- [Stated exercise] Transcribe all of the material below word for word and leave out its pictures.

- [Data for this exercise]
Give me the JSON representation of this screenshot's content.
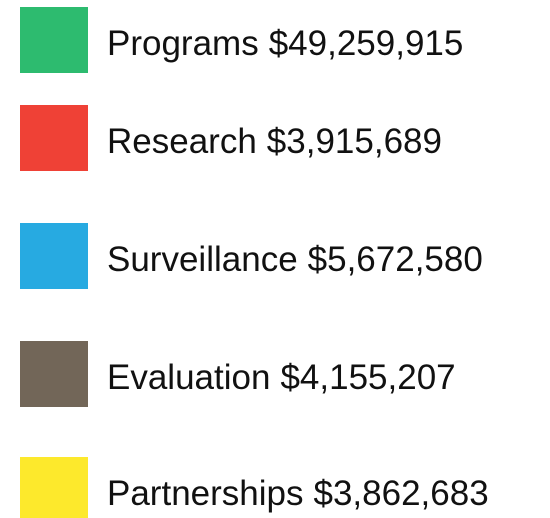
{
  "items": [
    {
      "name": "Programs",
      "amount": "$49,259,915",
      "color": "#2dbb6f"
    },
    {
      "name": "Research",
      "amount": "$3,915,689",
      "color": "#ef4136"
    },
    {
      "name": "Surveillance",
      "amount": "$5,672,580",
      "color": "#27aae1"
    },
    {
      "name": "Evaluation",
      "amount": "$4,155,207",
      "color": "#726658"
    },
    {
      "name": "Partnerships",
      "amount": "$3,862,683",
      "color": "#fde92c"
    }
  ]
}
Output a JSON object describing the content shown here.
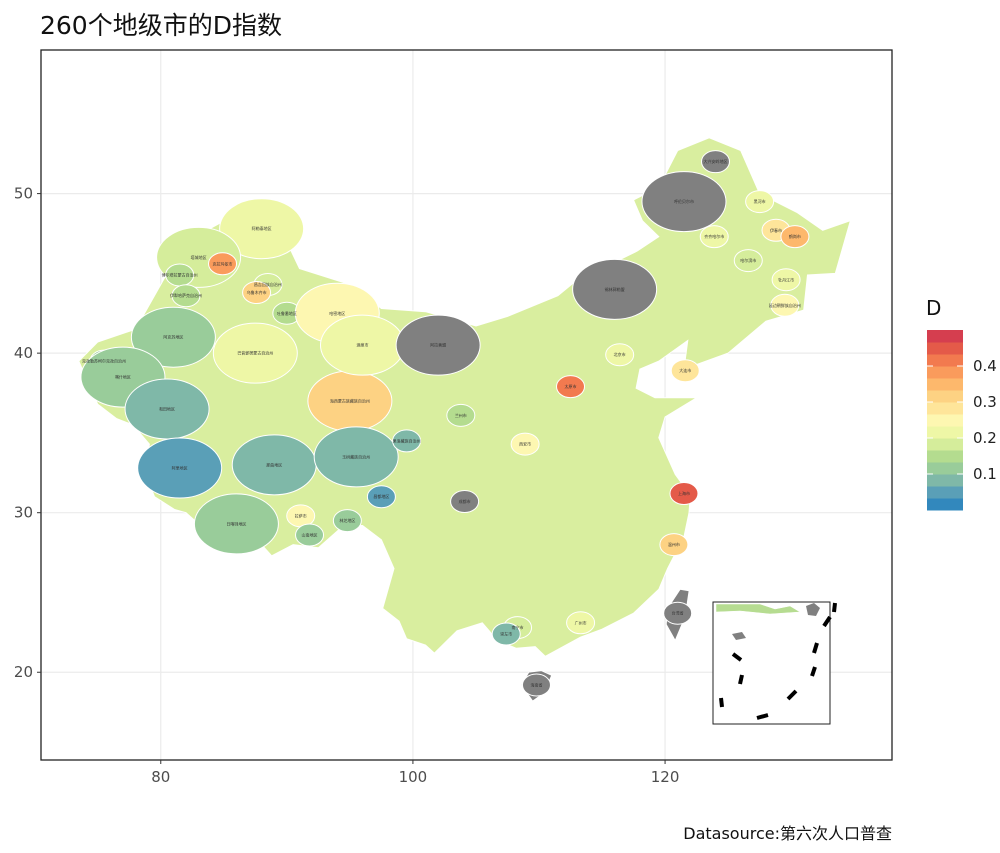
{
  "title": "260个地级市的D指数",
  "caption": "Datasource:第六次人口普查",
  "chart_data": {
    "type": "choropleth map",
    "title": "260个地级市的D指数",
    "xlabel": "",
    "ylabel": "",
    "x_ticks": [
      80,
      100,
      120
    ],
    "y_ticks": [
      20,
      30,
      40,
      50
    ],
    "xlim": [
      70.5,
      138
    ],
    "ylim": [
      14.5,
      59
    ],
    "legend": {
      "title": "D",
      "position": "right",
      "ticks": [
        0.1,
        0.2,
        0.3,
        0.4
      ],
      "range": [
        0,
        0.5
      ],
      "colors": [
        "#3288bd",
        "#5a9fb7",
        "#7fb8a8",
        "#99cc9a",
        "#b4dc8f",
        "#d5ed9b",
        "#eef7a6",
        "#fdf7b1",
        "#fee59a",
        "#fdd283",
        "#fdb86c",
        "#fa9b5c",
        "#f27a4f",
        "#e45a49",
        "#d53e4f"
      ]
    },
    "no_data_color": "#808080",
    "grid": true,
    "inset": "南海诸岛"
  },
  "regions": [
    {
      "name": "阿勒泰地区",
      "lon": 88,
      "lat": 47.8,
      "D": 0.22
    },
    {
      "name": "塔城地区",
      "lon": 83,
      "lat": 46,
      "D": 0.18
    },
    {
      "name": "克拉玛依市",
      "lon": 84.9,
      "lat": 45.6,
      "D": 0.38
    },
    {
      "name": "博尔塔拉蒙古自治州",
      "lon": 81.5,
      "lat": 44.9,
      "D": 0.16
    },
    {
      "name": "伊犁哈萨克自治州",
      "lon": 82,
      "lat": 43.6,
      "D": 0.14
    },
    {
      "name": "昌吉回族自治州",
      "lon": 88.5,
      "lat": 44.3,
      "D": 0.19
    },
    {
      "name": "乌鲁木齐市",
      "lon": 87.6,
      "lat": 43.8,
      "D": 0.33
    },
    {
      "name": "吐鲁番地区",
      "lon": 90,
      "lat": 42.5,
      "D": 0.15
    },
    {
      "name": "哈密地区",
      "lon": 94,
      "lat": 42.5,
      "D": 0.25
    },
    {
      "name": "巴音郭楞蒙古自治州",
      "lon": 87.5,
      "lat": 40,
      "D": 0.2
    },
    {
      "name": "阿克苏地区",
      "lon": 81,
      "lat": 41,
      "D": 0.12
    },
    {
      "name": "克孜勒苏柯尔克孜自治州",
      "lon": 75.5,
      "lat": 39.5,
      "D": 0.13
    },
    {
      "name": "喀什地区",
      "lon": 77,
      "lat": 38.5,
      "D": 0.13
    },
    {
      "name": "和田地区",
      "lon": 80.5,
      "lat": 36.5,
      "D": 0.09
    },
    {
      "name": "阿里地区",
      "lon": 81.5,
      "lat": 32.8,
      "D": 0.05
    },
    {
      "name": "那曲地区",
      "lon": 89,
      "lat": 33,
      "D": 0.07
    },
    {
      "name": "日喀则地区",
      "lon": 86,
      "lat": 29.3,
      "D": 0.1
    },
    {
      "name": "拉萨市",
      "lon": 91.1,
      "lat": 29.8,
      "D": 0.26
    },
    {
      "name": "山南地区",
      "lon": 91.8,
      "lat": 28.6,
      "D": 0.12
    },
    {
      "name": "林芝地区",
      "lon": 94.8,
      "lat": 29.5,
      "D": 0.13
    },
    {
      "name": "昌都地区",
      "lon": 97.5,
      "lat": 31,
      "D": 0.04
    },
    {
      "name": "海西蒙古族藏族自治州",
      "lon": 95,
      "lat": 37,
      "D": 0.3
    },
    {
      "name": "玉树藏族自治州",
      "lon": 95.5,
      "lat": 33.5,
      "D": 0.09
    },
    {
      "name": "果洛藏族自治州",
      "lon": 99.5,
      "lat": 34.5,
      "D": 0.08
    },
    {
      "name": "酒泉市",
      "lon": 96,
      "lat": 40.5,
      "D": 0.21
    },
    {
      "name": "阿拉善盟",
      "lon": 102,
      "lat": 40.5,
      "D": null
    },
    {
      "name": "呼伦贝尔市",
      "lon": 121.5,
      "lat": 49.5,
      "D": null
    },
    {
      "name": "大兴安岭地区",
      "lon": 124,
      "lat": 52,
      "D": null
    },
    {
      "name": "锡林郭勒盟",
      "lon": 116,
      "lat": 44,
      "D": null
    },
    {
      "name": "黑河市",
      "lon": 127.5,
      "lat": 49.5,
      "D": 0.22
    },
    {
      "name": "伊春市",
      "lon": 128.8,
      "lat": 47.7,
      "D": 0.28
    },
    {
      "name": "鹤岗市",
      "lon": 130.3,
      "lat": 47.3,
      "D": 0.36
    },
    {
      "name": "齐齐哈尔市",
      "lon": 123.9,
      "lat": 47.3,
      "D": 0.2
    },
    {
      "name": "哈尔滨市",
      "lon": 126.6,
      "lat": 45.8,
      "D": 0.18
    },
    {
      "name": "牡丹江市",
      "lon": 129.6,
      "lat": 44.6,
      "D": 0.22
    },
    {
      "name": "延边朝鲜族自治州",
      "lon": 129.5,
      "lat": 43,
      "D": 0.26
    },
    {
      "name": "大连市",
      "lon": 121.6,
      "lat": 38.9,
      "D": 0.27
    },
    {
      "name": "北京市",
      "lon": 116.4,
      "lat": 39.9,
      "D": 0.22
    },
    {
      "name": "太原市",
      "lon": 112.5,
      "lat": 37.9,
      "D": 0.42
    },
    {
      "name": "西安市",
      "lon": 108.9,
      "lat": 34.3,
      "D": 0.24
    },
    {
      "name": "兰州市",
      "lon": 103.8,
      "lat": 36.1,
      "D": 0.14
    },
    {
      "name": "成都市",
      "lon": 104.1,
      "lat": 30.7,
      "D": null
    },
    {
      "name": "上海市",
      "lon": 121.5,
      "lat": 31.2,
      "D": 0.45
    },
    {
      "name": "温州市",
      "lon": 120.7,
      "lat": 28,
      "D": 0.3
    },
    {
      "name": "广州市",
      "lon": 113.3,
      "lat": 23.1,
      "D": 0.22
    },
    {
      "name": "南宁市",
      "lon": 108.3,
      "lat": 22.8,
      "D": 0.18
    },
    {
      "name": "崇左市",
      "lon": 107.4,
      "lat": 22.4,
      "D": 0.08
    },
    {
      "name": "台湾省",
      "lon": 121,
      "lat": 23.7,
      "D": null
    },
    {
      "name": "海南省",
      "lon": 109.8,
      "lat": 19.2,
      "D": null
    }
  ]
}
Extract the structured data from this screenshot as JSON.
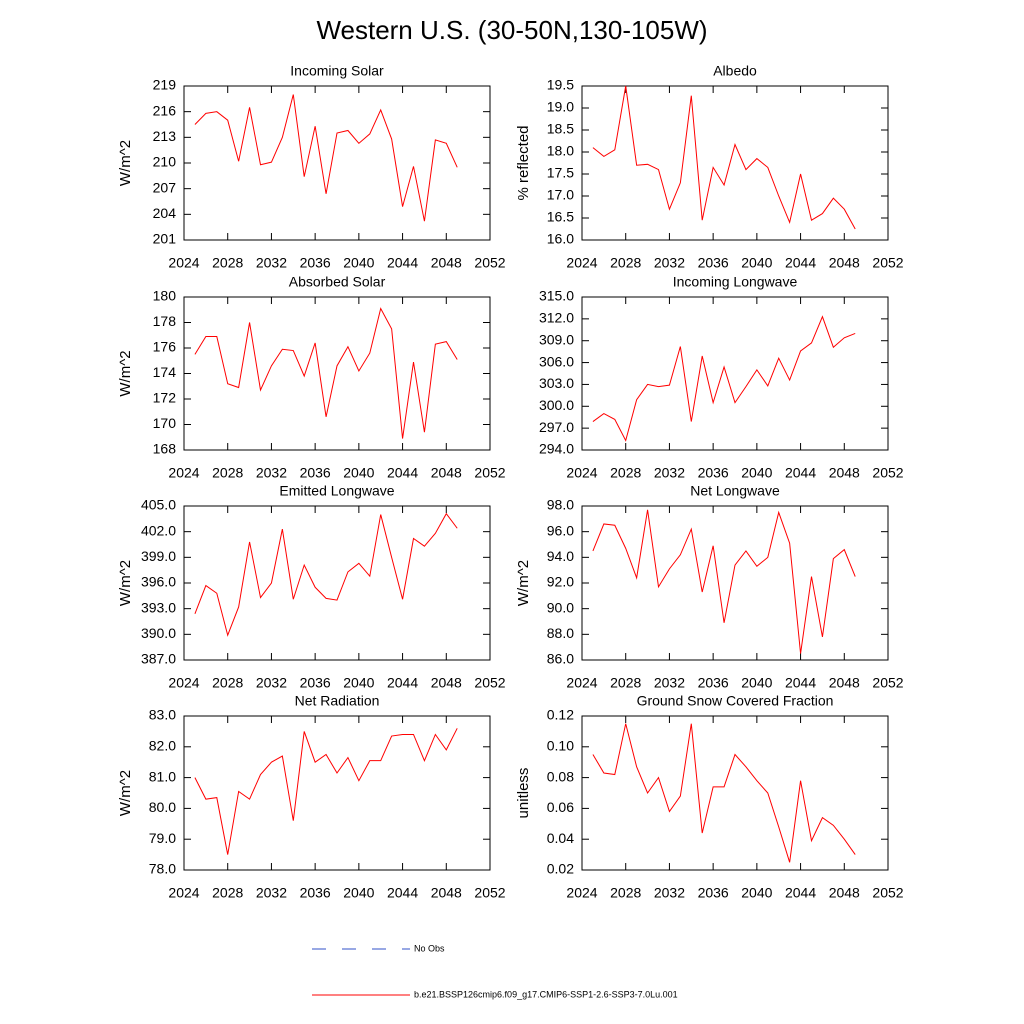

- [Problem solution]
Give me the JSON representation of this screenshot's content.
{
  "items": [
    {
      "name": "Programs",
      "amount": "$49,259,915",
      "color": "#2dbb6f"
    },
    {
      "name": "Research",
      "amount": "$3,915,689",
      "color": "#ef4136"
    },
    {
      "name": "Surveillance",
      "amount": "$5,672,580",
      "color": "#27aae1"
    },
    {
      "name": "Evaluation",
      "amount": "$4,155,207",
      "color": "#726658"
    },
    {
      "name": "Partnerships",
      "amount": "$3,862,683",
      "color": "#fde92c"
    }
  ]
}
Output a JSON object describing the content shown here.
{
  "title": "260个地级市的D指数",
  "caption": "Datasource:第六次人口普查",
  "chart_data": {
    "type": "choropleth map",
    "title": "260个地级市的D指数",
    "xlabel": "",
    "ylabel": "",
    "x_ticks": [
      80,
      100,
      120
    ],
    "y_ticks": [
      20,
      30,
      40,
      50
    ],
    "xlim": [
      70.5,
      138
    ],
    "ylim": [
      14.5,
      59
    ],
    "legend": {
      "title": "D",
      "position": "right",
      "ticks": [
        0.1,
        0.2,
        0.3,
        0.4
      ],
      "range": [
        0,
        0.5
      ],
      "colors": [
        "#3288bd",
        "#5a9fb7",
        "#7fb8a8",
        "#99cc9a",
        "#b4dc8f",
        "#d5ed9b",
        "#eef7a6",
        "#fdf7b1",
        "#fee59a",
        "#fdd283",
        "#fdb86c",
        "#fa9b5c",
        "#f27a4f",
        "#e45a49",
        "#d53e4f"
      ]
    },
    "no_data_color": "#808080",
    "grid": true,
    "inset": "南海诸岛"
  },
  "regions": [
    {
      "name": "阿勒泰地区",
      "lon": 88,
      "lat": 47.8,
      "D": 0.22
    },
    {
      "name": "塔城地区",
      "lon": 83,
      "lat": 46,
      "D": 0.18
    },
    {
      "name": "克拉玛依市",
      "lon": 84.9,
      "lat": 45.6,
      "D": 0.38
    },
    {
      "name": "博尔塔拉蒙古自治州",
      "lon": 81.5,
      "lat": 44.9,
      "D": 0.16
    },
    {
      "name": "伊犁哈萨克自治州",
      "lon": 82,
      "lat": 43.6,
      "D": 0.14
    },
    {
      "name": "昌吉回族自治州",
      "lon": 88.5,
      "lat": 44.3,
      "D": 0.19
    },
    {
      "name": "乌鲁木齐市",
      "lon": 87.6,
      "lat": 43.8,
      "D": 0.33
    },
    {
      "name": "吐鲁番地区",
      "lon": 90,
      "lat": 42.5,
      "D": 0.15
    },
    {
      "name": "哈密地区",
      "lon": 94,
      "lat": 42.5,
      "D": 0.25
    },
    {
      "name": "巴音郭楞蒙古自治州",
      "lon": 87.5,
      "lat": 40,
      "D": 0.2
    },
    {
      "name": "阿克苏地区",
      "lon": 81,
      "lat": 41,
      "D": 0.12
    },
    {
      "name": "克孜勒苏柯尔克孜自治州",
      "lon": 75.5,
      "lat": 39.5,
      "D": 0.13
    },
    {
      "name": "喀什地区",
      "lon": 77,
      "lat": 38.5,
      "D": 0.13
    },
    {
      "name": "和田地区",
      "lon": 80.5,
      "lat": 36.5,
      "D": 0.09
    },
    {
      "name": "阿里地区",
      "lon": 81.5,
      "lat": 32.8,
      "D": 0.05
    },
    {
      "name": "那曲地区",
      "lon": 89,
      "lat": 33,
      "D": 0.07
    },
    {
      "name": "日喀则地区",
      "lon": 86,
      "lat": 29.3,
      "D": 0.1
    },
    {
      "name": "拉萨市",
      "lon": 91.1,
      "lat": 29.8,
      "D": 0.26
    },
    {
      "name": "山南地区",
      "lon": 91.8,
      "lat": 28.6,
      "D": 0.12
    },
    {
      "name": "林芝地区",
      "lon": 94.8,
      "lat": 29.5,
      "D": 0.13
    },
    {
      "name": "昌都地区",
      "lon": 97.5,
      "lat": 31,
      "D": 0.04
    },
    {
      "name": "海西蒙古族藏族自治州",
      "lon": 95,
      "lat": 37,
      "D": 0.3
    },
    {
      "name": "玉树藏族自治州",
      "lon": 95.5,
      "lat": 33.5,
      "D": 0.09
    },
    {
      "name": "果洛藏族自治州",
      "lon": 99.5,
      "lat": 34.5,
      "D": 0.08
    },
    {
      "name": "酒泉市",
      "lon": 96,
      "lat": 40.5,
      "D": 0.21
    },
    {
      "name": "阿拉善盟",
      "lon": 102,
      "lat": 40.5,
      "D": null
    },
    {
      "name": "呼伦贝尔市",
      "lon": 121.5,
      "lat": 49.5,
      "D": null
    },
    {
      "name": "大兴安岭地区",
      "lon": 124,
      "lat": 52,
      "D": null
    },
    {
      "name": "锡林郭勒盟",
      "lon": 116,
      "lat": 44,
      "D": null
    },
    {
      "name": "黑河市",
      "lon": 127.5,
      "lat": 49.5,
      "D": 0.22
    },
    {
      "name": "伊春市",
      "lon": 128.8,
      "lat": 47.7,
      "D": 0.28
    },
    {
      "name": "鹤岗市",
      "lon": 130.3,
      "lat": 47.3,
      "D": 0.36
    },
    {
      "name": "齐齐哈尔市",
      "lon": 123.9,
      "lat": 47.3,
      "D": 0.2
    },
    {
      "name": "哈尔滨市",
      "lon": 126.6,
      "lat": 45.8,
      "D": 0.18
    },
    {
      "name": "牡丹江市",
      "lon": 129.6,
      "lat": 44.6,
      "D": 0.22
    },
    {
      "name": "延边朝鲜族自治州",
      "lon": 129.5,
      "lat": 43,
      "D": 0.26
    },
    {
      "name": "大连市",
      "lon": 121.6,
      "lat": 38.9,
      "D": 0.27
    },
    {
      "name": "北京市",
      "lon": 116.4,
      "lat": 39.9,
      "D": 0.22
    },
    {
      "name": "太原市",
      "lon": 112.5,
      "lat": 37.9,
      "D": 0.42
    },
    {
      "name": "西安市",
      "lon": 108.9,
      "lat": 34.3,
      "D": 0.24
    },
    {
      "name": "兰州市",
      "lon": 103.8,
      "lat": 36.1,
      "D": 0.14
    },
    {
      "name": "成都市",
      "lon": 104.1,
      "lat": 30.7,
      "D": null
    },
    {
      "name": "上海市",
      "lon": 121.5,
      "lat": 31.2,
      "D": 0.45
    },
    {
      "name": "温州市",
      "lon": 120.7,
      "lat": 28,
      "D": 0.3
    },
    {
      "name": "广州市",
      "lon": 113.3,
      "lat": 23.1,
      "D": 0.22
    },
    {
      "name": "南宁市",
      "lon": 108.3,
      "lat": 22.8,
      "D": 0.18
    },
    {
      "name": "崇左市",
      "lon": 107.4,
      "lat": 22.4,
      "D": 0.08
    },
    {
      "name": "台湾省",
      "lon": 121,
      "lat": 23.7,
      "D": null
    },
    {
      "name": "海南省",
      "lon": 109.8,
      "lat": 19.2,
      "D": null
    }
  ]
}
Extract the structured data from this screenshot as JSON.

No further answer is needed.